▶ _Your goal_: Using the data below, gather each line that includes the word "Configure".

▶ _Dataset items_:
▼

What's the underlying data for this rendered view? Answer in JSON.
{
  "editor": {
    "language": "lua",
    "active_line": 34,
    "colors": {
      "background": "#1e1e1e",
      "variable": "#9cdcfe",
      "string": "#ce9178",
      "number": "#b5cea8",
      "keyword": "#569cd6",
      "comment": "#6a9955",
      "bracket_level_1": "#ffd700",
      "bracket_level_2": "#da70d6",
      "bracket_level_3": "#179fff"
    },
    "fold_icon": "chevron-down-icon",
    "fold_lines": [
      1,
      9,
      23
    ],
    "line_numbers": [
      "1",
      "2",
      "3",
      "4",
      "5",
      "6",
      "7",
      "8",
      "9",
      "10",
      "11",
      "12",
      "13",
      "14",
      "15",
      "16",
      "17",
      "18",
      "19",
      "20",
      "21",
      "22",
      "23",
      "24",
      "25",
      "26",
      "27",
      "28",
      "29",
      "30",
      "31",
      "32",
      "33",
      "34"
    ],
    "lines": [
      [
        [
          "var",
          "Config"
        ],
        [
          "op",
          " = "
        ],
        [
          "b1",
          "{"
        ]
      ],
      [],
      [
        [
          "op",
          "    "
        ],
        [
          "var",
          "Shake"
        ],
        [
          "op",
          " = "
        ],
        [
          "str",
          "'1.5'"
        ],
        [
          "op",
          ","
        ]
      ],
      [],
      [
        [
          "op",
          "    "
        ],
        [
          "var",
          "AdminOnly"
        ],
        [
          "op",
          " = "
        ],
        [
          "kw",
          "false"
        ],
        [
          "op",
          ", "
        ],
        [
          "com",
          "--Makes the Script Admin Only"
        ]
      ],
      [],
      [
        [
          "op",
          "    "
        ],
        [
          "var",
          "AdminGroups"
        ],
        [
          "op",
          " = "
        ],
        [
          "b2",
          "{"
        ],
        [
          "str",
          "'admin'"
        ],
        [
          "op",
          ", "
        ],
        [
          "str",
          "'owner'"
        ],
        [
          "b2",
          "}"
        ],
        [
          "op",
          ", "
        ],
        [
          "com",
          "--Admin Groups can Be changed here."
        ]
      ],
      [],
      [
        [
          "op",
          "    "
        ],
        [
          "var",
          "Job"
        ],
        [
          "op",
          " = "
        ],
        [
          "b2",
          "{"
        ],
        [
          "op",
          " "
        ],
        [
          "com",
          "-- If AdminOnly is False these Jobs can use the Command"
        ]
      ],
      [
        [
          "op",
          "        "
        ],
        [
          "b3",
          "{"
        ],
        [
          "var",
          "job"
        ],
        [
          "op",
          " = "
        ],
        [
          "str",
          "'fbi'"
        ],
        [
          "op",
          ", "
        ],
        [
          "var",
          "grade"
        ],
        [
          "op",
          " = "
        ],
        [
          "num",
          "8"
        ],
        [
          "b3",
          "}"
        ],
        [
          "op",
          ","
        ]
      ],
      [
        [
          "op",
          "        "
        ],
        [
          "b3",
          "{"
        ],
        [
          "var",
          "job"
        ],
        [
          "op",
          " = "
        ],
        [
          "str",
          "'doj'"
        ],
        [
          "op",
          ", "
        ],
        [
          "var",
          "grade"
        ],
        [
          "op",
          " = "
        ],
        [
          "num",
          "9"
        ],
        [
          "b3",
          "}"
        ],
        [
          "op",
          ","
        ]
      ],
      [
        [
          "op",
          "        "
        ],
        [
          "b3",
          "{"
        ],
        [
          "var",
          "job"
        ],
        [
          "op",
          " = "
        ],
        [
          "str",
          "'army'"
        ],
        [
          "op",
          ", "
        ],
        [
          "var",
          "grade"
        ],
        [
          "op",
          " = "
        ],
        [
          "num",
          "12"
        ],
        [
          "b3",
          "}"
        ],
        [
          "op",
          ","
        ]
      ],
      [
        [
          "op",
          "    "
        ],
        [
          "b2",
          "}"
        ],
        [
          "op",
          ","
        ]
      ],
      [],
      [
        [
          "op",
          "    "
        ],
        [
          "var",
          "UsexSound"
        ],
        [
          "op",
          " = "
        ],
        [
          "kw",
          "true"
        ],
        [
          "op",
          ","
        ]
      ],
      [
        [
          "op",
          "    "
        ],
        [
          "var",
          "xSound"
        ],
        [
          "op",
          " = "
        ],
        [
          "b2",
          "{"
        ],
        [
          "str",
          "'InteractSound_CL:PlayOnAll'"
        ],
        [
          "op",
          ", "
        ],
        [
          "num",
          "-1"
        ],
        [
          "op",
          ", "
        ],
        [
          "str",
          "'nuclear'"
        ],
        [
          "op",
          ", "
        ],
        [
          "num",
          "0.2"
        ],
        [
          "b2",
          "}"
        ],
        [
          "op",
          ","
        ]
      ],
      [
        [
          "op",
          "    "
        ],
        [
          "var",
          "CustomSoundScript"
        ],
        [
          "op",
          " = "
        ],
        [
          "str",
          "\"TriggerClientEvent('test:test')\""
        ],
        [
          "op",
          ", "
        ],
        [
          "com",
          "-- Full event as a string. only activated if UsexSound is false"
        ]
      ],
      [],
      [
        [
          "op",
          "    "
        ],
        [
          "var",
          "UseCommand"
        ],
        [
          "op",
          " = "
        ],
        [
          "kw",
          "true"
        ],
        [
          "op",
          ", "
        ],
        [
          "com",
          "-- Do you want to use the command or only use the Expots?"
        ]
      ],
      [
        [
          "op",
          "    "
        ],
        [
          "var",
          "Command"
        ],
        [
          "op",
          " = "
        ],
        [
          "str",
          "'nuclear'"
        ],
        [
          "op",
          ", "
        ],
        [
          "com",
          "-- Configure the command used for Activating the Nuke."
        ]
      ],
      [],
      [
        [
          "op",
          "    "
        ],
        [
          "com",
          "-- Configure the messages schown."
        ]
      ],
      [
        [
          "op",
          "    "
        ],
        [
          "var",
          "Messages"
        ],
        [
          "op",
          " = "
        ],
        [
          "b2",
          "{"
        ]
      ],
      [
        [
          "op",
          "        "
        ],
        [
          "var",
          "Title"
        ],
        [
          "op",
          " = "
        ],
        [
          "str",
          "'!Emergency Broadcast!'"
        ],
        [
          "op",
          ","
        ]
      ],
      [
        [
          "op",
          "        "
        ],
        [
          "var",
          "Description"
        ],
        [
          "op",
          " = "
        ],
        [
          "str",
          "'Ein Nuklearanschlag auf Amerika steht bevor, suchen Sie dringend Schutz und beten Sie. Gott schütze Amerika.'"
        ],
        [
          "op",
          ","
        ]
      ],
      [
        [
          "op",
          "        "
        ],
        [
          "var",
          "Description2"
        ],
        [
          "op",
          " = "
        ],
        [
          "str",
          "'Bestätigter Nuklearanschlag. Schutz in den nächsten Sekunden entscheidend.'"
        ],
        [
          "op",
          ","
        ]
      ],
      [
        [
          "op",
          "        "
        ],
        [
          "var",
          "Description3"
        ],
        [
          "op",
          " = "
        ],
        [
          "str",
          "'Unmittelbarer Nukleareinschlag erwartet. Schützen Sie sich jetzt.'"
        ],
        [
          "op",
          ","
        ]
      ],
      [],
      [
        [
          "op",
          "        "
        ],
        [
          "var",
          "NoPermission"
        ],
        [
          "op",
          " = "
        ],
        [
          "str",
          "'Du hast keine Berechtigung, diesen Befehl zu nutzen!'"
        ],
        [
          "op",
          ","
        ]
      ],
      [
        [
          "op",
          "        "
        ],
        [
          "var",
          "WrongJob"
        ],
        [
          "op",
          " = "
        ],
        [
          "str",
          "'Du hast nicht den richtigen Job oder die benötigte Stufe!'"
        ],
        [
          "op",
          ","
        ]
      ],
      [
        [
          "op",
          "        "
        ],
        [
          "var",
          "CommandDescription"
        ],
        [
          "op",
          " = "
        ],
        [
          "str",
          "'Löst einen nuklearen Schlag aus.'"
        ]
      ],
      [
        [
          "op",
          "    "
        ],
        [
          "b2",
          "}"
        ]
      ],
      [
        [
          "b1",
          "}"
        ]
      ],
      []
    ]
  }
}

▲

▶ _Result of the task_:
          "-- Configure the command used for Activating the Nuke."
          "-- Configure the messages schown."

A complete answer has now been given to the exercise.